§ **Task objective**: For each line in the data below that holds "free", return a copy.

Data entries
···

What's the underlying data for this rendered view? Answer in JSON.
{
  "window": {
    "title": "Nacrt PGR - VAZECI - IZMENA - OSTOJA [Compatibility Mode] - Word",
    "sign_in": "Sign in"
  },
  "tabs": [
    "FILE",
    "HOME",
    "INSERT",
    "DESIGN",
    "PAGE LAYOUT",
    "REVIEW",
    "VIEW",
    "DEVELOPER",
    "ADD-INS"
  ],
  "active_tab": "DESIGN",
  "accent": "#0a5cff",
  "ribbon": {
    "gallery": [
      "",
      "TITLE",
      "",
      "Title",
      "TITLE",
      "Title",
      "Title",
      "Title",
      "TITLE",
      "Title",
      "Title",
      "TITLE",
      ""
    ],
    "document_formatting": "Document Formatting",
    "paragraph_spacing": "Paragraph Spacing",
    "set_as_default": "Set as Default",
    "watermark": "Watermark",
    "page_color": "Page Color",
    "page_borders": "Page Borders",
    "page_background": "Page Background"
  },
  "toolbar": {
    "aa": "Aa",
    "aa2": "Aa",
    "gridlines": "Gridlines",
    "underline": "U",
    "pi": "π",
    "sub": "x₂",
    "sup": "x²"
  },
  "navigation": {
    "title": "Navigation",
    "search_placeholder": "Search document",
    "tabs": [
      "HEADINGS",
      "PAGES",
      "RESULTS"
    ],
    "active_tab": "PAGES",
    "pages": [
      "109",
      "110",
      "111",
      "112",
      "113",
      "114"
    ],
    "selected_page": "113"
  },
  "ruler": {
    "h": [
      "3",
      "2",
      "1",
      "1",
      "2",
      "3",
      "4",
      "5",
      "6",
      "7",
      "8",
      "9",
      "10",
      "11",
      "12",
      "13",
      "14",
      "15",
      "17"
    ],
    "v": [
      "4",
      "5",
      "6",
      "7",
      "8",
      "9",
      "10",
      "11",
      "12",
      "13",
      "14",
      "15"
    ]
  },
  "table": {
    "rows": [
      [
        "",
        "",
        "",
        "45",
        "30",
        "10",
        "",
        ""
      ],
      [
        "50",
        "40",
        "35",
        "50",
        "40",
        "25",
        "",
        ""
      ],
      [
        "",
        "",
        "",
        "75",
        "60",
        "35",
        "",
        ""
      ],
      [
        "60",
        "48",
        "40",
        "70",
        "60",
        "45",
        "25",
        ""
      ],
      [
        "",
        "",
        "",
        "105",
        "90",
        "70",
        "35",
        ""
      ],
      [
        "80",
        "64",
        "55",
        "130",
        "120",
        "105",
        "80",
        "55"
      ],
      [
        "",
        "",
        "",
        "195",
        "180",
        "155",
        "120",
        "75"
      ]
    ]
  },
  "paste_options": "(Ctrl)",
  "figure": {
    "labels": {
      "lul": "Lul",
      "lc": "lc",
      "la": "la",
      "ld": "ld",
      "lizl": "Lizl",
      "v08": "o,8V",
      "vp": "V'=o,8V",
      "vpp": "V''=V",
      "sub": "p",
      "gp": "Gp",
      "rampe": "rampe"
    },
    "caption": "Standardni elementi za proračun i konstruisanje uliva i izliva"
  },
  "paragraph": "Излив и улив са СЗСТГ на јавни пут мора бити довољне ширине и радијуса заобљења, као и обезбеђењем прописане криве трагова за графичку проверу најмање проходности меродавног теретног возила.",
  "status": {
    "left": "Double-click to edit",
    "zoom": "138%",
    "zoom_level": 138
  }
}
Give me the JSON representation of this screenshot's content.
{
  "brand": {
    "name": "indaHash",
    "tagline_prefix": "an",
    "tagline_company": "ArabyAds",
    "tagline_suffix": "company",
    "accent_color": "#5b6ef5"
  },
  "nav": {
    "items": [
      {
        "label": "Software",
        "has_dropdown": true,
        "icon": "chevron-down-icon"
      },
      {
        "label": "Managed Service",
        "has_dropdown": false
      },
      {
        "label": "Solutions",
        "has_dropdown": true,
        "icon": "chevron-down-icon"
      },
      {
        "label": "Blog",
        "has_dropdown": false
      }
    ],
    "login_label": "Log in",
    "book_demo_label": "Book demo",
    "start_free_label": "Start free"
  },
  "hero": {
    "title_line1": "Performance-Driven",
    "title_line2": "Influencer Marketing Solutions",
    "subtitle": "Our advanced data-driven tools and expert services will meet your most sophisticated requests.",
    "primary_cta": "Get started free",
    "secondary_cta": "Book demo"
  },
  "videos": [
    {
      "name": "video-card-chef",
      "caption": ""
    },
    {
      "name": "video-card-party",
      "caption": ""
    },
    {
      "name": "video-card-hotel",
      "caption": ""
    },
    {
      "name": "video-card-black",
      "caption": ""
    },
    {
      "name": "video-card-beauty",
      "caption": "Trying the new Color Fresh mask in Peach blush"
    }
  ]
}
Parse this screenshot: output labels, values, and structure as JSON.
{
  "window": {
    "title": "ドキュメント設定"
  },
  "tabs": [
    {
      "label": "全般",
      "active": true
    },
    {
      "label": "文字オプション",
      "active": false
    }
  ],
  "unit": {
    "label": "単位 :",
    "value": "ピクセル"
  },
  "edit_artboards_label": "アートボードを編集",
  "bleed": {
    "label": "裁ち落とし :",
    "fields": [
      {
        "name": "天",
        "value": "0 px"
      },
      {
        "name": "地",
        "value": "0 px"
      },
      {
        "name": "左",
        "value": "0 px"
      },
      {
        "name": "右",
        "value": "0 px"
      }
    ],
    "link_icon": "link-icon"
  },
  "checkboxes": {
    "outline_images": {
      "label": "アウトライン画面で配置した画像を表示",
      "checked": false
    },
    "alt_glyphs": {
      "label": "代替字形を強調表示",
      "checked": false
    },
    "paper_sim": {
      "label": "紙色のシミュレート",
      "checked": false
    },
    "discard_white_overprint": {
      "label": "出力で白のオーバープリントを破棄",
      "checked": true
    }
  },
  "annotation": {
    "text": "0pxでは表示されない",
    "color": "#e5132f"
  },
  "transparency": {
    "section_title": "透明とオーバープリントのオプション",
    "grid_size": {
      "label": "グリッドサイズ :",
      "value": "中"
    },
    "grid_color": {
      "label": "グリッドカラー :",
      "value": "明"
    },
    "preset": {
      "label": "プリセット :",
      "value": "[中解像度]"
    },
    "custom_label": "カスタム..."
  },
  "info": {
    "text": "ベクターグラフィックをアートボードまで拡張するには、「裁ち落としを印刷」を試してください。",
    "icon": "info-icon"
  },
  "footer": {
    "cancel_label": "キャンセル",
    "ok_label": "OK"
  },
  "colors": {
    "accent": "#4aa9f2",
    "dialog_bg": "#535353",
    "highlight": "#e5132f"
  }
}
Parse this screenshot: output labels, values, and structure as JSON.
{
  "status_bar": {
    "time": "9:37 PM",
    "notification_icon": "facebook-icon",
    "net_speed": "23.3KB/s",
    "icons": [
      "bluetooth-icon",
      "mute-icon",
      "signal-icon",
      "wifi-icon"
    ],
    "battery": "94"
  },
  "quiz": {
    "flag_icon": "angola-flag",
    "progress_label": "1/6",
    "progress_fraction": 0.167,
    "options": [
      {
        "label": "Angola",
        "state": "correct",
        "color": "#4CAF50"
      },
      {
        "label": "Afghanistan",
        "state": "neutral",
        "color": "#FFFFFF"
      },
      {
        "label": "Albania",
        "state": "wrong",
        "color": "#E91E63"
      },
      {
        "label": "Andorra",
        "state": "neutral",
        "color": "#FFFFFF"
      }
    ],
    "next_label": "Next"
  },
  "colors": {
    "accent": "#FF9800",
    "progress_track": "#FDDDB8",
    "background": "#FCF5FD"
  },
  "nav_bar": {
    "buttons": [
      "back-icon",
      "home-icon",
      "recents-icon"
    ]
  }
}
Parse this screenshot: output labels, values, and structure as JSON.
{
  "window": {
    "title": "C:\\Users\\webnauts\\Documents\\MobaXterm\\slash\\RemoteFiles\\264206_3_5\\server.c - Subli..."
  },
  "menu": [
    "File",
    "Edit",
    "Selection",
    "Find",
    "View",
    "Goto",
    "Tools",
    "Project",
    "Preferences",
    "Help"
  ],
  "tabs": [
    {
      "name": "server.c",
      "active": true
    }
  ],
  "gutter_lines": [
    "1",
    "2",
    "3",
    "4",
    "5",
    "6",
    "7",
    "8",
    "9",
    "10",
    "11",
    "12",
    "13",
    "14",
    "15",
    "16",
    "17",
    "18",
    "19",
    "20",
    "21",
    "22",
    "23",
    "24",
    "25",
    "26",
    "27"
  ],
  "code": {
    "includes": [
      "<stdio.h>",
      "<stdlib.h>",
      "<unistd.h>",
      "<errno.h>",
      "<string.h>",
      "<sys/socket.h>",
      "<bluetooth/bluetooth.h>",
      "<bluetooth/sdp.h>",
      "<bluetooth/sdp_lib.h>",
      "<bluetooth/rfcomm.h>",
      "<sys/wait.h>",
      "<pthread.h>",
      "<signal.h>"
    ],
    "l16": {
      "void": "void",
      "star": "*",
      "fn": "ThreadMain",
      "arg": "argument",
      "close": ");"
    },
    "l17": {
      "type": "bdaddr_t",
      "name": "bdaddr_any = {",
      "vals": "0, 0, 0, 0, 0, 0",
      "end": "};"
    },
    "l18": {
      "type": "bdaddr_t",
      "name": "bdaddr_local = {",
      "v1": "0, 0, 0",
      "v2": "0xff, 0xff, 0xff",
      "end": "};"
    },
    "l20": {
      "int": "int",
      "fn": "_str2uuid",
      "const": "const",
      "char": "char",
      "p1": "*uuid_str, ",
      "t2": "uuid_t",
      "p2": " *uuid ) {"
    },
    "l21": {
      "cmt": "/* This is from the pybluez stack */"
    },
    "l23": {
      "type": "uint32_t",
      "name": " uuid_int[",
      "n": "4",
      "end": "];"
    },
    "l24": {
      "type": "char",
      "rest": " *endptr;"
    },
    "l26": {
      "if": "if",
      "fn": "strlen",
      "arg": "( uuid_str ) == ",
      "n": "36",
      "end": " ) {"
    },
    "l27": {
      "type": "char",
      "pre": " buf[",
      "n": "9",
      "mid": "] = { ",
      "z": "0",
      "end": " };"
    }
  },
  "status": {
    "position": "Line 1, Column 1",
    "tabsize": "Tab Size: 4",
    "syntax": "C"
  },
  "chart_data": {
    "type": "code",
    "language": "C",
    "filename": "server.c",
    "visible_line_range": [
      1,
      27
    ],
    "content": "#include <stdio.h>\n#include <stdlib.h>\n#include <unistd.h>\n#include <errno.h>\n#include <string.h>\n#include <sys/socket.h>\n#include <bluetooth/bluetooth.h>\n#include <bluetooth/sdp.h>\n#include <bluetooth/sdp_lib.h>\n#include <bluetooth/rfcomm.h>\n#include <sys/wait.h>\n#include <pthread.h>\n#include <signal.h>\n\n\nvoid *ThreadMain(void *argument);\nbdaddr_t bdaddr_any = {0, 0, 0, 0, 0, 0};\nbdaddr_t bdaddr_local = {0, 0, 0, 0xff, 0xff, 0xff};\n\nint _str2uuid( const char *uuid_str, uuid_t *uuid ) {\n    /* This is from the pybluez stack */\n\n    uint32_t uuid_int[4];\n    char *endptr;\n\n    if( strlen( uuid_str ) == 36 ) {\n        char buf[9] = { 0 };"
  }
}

···

§ **Correct answer**:
    "start_free_label": "Start free"
    "primary_cta": "Get started free",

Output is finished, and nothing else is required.